**AIM**: Copy every record below, exactly as written.

—————

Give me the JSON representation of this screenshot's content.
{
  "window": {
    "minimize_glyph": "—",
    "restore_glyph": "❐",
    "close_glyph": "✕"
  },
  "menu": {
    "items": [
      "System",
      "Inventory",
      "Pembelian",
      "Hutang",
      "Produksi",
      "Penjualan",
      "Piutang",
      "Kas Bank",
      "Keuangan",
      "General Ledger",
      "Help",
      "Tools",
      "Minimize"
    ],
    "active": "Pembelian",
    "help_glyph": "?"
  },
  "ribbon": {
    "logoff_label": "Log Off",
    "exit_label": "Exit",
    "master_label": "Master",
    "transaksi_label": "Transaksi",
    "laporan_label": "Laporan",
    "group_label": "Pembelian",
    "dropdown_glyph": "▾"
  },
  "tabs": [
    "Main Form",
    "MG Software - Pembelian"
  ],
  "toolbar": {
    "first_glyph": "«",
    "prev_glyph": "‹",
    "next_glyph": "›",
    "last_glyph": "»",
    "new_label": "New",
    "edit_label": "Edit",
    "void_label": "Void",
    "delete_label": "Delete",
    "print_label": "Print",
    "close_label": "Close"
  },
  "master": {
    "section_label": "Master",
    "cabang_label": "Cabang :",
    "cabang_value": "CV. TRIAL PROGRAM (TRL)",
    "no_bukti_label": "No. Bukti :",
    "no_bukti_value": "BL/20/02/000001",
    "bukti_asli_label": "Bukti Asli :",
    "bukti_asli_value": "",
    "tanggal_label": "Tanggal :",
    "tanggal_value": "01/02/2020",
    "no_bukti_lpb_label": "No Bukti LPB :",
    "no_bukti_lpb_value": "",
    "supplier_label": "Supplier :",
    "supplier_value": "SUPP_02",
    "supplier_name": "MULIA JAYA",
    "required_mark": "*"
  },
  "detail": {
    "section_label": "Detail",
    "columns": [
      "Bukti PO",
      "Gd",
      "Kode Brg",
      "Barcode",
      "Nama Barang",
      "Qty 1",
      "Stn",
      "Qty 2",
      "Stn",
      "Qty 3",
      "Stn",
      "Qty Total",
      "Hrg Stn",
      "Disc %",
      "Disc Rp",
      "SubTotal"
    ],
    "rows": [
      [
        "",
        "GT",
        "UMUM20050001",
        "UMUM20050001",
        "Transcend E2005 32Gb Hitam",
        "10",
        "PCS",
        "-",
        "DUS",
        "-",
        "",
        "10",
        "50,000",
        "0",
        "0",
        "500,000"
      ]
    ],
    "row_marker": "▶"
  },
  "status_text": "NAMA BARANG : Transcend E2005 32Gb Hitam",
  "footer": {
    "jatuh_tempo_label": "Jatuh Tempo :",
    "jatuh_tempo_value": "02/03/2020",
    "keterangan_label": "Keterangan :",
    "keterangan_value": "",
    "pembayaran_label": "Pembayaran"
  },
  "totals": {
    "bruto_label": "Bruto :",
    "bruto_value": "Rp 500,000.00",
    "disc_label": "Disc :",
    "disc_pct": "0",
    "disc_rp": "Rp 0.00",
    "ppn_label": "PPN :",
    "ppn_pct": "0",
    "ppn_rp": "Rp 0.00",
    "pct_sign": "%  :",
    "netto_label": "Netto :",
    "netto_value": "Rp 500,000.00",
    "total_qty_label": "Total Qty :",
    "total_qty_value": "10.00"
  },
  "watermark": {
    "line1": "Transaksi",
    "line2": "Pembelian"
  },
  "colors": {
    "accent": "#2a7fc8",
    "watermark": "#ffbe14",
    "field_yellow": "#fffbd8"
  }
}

—————

**TASK RESPONSE**:
Give me the JSON representation of this screenshot's content.
{
  "window": {
    "minimize_glyph": "—",
    "restore_glyph": "❐",
    "close_glyph": "✕"
  },
  "menu": {
    "items": [
      "System",
      "Inventory",
      "Pembelian",
      "Hutang",
      "Produksi",
      "Penjualan",
      "Piutang",
      "Kas Bank",
      "Keuangan",
      "General Ledger",
      "Help",
      "Tools",
      "Minimize"
    ],
    "active": "Pembelian",
    "help_glyph": "?"
  },
  "ribbon": {
    "logoff_label": "Log Off",
    "exit_label": "Exit",
    "master_label": "Master",
    "transaksi_label": "Transaksi",
    "laporan_label": "Laporan",
    "group_label": "Pembelian",
    "dropdown_glyph": "▾"
  },
  "tabs": [
    "Main Form",
    "MG Software - Pembelian"
  ],
  "toolbar": {
    "first_glyph": "«",
    "prev_glyph": "‹",
    "next_glyph": "›",
    "last_glyph": "»",
    "new_label": "New",
    "edit_label": "Edit",
    "void_label": "Void",
    "delete_label": "Delete",
    "print_label": "Print",
    "close_label": "Close"
  },
  "master": {
    "section_label": "Master",
    "cabang_label": "Cabang :",
    "cabang_value": "CV. TRIAL PROGRAM (TRL)",
    "no_bukti_label": "No. Bukti :",
    "no_bukti_value": "BL/20/02/000001",
    "bukti_asli_label": "Bukti Asli :",
    "bukti_asli_value": "",
    "tanggal_label": "Tanggal :",
    "tanggal_value": "01/02/2020",
    "no_bukti_lpb_label": "No Bukti LPB :",
    "no_bukti_lpb_value": "",
    "supplier_label": "Supplier :",
    "supplier_value": "SUPP_02",
    "supplier_name": "MULIA JAYA",
    "required_mark": "*"
  },
  "detail": {
    "section_label": "Detail",
    "columns": [
      "Bukti PO",
      "Gd",
      "Kode Brg",
      "Barcode",
      "Nama Barang",
      "Qty 1",
      "Stn",
      "Qty 2",
      "Stn",
      "Qty 3",
      "Stn",
      "Qty Total",
      "Hrg Stn",
      "Disc %",
      "Disc Rp",
      "SubTotal"
    ],
    "rows": [
      [
        "",
        "GT",
        "UMUM20050001",
        "UMUM20050001",
        "Transcend E2005 32Gb Hitam",
        "10",
        "PCS",
        "-",
        "DUS",
        "-",
        "",
        "10",
        "50,000",
        "0",
        "0",
        "500,000"
      ]
    ],
    "row_marker": "▶"
  },
  "status_text": "NAMA BARANG : Transcend E2005 32Gb Hitam",
  "footer": {
    "jatuh_tempo_label": "Jatuh Tempo :",
    "jatuh_tempo_value": "02/03/2020",
    "keterangan_label": "Keterangan :",
    "keterangan_value": "",
    "pembayaran_label": "Pembayaran"
  },
  "totals": {
    "bruto_label": "Bruto :",
    "bruto_value": "Rp 500,000.00",
    "disc_label": "Disc :",
    "disc_pct": "0",
    "disc_rp": "Rp 0.00",
    "ppn_label": "PPN :",
    "ppn_pct": "0",
    "ppn_rp": "Rp 0.00",
    "pct_sign": "%  :",
    "netto_label": "Netto :",
    "netto_value": "Rp 500,000.00",
    "total_qty_label": "Total Qty :",
    "total_qty_value": "10.00"
  },
  "watermark": {
    "line1": "Transaksi",
    "line2": "Pembelian"
  },
  "colors": {
    "accent": "#2a7fc8",
    "watermark": "#ffbe14",
    "field_yellow": "#fffbd8"
  }
}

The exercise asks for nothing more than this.